> _Direction_
Pull out every line with the word "switch" from the entries below.

> _A run of records_
+===+
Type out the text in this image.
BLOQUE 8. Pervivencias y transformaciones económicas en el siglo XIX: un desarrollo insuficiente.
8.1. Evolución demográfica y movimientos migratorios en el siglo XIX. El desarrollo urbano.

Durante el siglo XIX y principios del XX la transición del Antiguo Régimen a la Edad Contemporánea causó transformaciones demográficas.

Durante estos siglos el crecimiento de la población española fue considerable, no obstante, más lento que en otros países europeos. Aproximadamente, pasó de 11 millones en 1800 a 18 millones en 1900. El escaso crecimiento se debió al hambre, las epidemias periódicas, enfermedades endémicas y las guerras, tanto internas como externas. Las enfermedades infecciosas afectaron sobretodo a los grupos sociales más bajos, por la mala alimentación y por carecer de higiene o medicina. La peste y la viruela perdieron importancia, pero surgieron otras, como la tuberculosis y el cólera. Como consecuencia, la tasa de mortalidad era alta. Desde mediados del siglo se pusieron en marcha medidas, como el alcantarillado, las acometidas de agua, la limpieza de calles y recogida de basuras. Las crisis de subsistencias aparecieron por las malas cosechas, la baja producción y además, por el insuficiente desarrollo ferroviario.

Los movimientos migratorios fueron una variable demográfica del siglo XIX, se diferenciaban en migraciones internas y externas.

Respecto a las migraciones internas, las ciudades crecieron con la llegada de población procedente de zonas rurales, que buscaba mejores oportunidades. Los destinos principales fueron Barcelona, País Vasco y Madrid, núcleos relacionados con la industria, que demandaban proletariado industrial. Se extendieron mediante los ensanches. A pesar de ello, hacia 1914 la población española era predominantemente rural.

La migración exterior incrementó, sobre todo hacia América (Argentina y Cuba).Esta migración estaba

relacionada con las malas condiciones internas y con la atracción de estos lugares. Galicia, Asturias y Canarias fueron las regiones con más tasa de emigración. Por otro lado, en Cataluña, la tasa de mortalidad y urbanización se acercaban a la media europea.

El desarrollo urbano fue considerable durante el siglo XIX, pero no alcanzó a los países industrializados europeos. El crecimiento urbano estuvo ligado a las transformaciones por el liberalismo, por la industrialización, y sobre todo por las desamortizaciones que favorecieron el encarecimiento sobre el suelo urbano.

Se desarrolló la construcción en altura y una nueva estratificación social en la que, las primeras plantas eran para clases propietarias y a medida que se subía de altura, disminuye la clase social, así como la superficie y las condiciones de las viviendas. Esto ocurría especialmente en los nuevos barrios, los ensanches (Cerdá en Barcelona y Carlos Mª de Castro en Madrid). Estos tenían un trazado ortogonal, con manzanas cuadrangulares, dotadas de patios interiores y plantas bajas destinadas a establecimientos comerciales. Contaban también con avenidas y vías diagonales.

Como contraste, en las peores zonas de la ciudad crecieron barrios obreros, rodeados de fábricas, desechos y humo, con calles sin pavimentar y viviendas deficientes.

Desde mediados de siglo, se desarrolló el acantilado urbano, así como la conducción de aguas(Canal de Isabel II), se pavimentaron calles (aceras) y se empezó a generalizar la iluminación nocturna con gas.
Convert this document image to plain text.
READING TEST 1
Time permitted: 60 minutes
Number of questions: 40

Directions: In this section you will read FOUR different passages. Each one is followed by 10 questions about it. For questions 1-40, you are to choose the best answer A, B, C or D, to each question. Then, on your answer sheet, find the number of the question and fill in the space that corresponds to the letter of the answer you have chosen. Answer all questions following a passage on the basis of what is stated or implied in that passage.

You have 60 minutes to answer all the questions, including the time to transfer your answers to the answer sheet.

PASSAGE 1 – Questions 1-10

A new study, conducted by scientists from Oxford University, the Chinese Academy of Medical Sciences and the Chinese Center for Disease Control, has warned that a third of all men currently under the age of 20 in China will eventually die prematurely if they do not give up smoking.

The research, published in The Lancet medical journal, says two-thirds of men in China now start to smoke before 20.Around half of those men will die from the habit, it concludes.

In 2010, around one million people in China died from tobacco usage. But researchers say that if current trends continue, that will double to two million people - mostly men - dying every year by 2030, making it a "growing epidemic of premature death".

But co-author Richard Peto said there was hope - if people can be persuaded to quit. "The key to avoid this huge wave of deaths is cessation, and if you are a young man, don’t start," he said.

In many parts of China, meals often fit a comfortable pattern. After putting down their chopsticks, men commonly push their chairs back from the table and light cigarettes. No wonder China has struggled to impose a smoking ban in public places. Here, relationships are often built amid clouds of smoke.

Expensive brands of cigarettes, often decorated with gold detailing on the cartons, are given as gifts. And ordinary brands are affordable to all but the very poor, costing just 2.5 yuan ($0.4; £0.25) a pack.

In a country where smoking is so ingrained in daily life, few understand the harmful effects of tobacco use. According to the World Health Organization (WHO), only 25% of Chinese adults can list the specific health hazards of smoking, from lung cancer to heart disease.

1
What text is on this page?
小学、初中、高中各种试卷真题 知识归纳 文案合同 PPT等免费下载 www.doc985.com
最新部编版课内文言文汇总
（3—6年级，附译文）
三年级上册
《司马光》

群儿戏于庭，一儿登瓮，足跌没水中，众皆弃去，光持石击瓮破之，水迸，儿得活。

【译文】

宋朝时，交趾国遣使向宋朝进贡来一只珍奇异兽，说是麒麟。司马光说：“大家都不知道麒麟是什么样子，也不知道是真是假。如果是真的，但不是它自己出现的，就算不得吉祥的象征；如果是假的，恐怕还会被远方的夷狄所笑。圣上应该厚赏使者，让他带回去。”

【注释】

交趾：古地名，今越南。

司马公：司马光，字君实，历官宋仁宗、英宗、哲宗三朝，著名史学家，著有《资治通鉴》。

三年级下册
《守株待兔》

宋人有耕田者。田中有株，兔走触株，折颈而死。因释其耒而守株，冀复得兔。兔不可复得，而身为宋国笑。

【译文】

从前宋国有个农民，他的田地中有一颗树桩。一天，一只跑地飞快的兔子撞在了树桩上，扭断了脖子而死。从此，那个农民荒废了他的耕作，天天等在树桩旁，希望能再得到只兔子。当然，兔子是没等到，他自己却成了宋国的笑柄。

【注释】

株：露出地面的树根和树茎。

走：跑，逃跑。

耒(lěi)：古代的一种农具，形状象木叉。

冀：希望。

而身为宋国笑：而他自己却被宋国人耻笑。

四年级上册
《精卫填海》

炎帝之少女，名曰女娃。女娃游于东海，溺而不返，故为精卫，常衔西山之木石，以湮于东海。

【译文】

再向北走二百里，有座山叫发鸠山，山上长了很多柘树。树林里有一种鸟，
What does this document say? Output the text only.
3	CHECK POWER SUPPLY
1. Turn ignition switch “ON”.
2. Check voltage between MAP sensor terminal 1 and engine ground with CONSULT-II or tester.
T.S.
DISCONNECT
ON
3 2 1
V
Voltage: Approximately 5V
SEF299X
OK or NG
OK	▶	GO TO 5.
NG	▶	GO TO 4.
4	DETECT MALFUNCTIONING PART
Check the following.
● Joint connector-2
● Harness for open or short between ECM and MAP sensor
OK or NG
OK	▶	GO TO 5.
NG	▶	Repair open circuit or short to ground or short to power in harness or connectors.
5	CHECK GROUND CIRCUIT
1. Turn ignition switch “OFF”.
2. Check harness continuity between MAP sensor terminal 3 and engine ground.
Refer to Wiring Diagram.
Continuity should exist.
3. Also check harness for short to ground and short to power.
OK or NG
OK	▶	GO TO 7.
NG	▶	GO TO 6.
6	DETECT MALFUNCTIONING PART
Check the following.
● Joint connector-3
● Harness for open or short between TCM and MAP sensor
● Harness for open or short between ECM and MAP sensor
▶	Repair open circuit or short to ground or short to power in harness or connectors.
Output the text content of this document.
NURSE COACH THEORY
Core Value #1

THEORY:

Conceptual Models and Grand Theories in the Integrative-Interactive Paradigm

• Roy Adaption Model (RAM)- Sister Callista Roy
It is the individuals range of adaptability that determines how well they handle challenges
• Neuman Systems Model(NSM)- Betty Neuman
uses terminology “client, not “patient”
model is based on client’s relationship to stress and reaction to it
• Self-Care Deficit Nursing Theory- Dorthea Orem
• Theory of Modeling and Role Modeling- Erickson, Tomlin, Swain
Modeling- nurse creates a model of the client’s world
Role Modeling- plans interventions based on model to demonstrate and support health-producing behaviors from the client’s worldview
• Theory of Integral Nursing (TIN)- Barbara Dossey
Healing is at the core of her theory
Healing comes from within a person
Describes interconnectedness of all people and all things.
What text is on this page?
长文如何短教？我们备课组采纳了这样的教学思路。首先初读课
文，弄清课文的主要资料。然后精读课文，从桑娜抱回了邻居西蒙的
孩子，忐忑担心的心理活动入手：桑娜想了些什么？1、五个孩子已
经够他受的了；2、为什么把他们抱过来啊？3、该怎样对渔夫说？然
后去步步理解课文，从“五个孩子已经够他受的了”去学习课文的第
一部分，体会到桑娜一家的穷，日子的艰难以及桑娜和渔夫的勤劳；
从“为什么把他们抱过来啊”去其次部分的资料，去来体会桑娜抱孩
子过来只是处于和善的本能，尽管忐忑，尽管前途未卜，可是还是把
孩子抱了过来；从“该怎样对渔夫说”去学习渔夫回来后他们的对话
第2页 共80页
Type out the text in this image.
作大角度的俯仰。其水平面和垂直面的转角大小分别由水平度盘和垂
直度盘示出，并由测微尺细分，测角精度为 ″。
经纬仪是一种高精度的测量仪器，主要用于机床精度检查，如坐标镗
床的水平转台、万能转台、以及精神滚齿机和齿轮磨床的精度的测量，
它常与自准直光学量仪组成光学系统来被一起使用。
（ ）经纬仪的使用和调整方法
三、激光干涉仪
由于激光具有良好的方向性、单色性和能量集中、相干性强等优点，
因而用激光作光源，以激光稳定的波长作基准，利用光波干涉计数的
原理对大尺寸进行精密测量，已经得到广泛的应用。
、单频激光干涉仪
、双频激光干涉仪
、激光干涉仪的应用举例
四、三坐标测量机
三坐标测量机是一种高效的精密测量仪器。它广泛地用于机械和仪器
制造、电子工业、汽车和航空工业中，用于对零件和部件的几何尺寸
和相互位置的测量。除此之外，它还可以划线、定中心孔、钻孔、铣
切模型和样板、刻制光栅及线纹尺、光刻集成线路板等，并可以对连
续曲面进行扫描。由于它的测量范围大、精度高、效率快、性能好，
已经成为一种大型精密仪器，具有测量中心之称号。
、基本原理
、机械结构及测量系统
+===+
> _Task solution_
1. Turn ignition switch “ON”.
1. Turn ignition switch “OFF”.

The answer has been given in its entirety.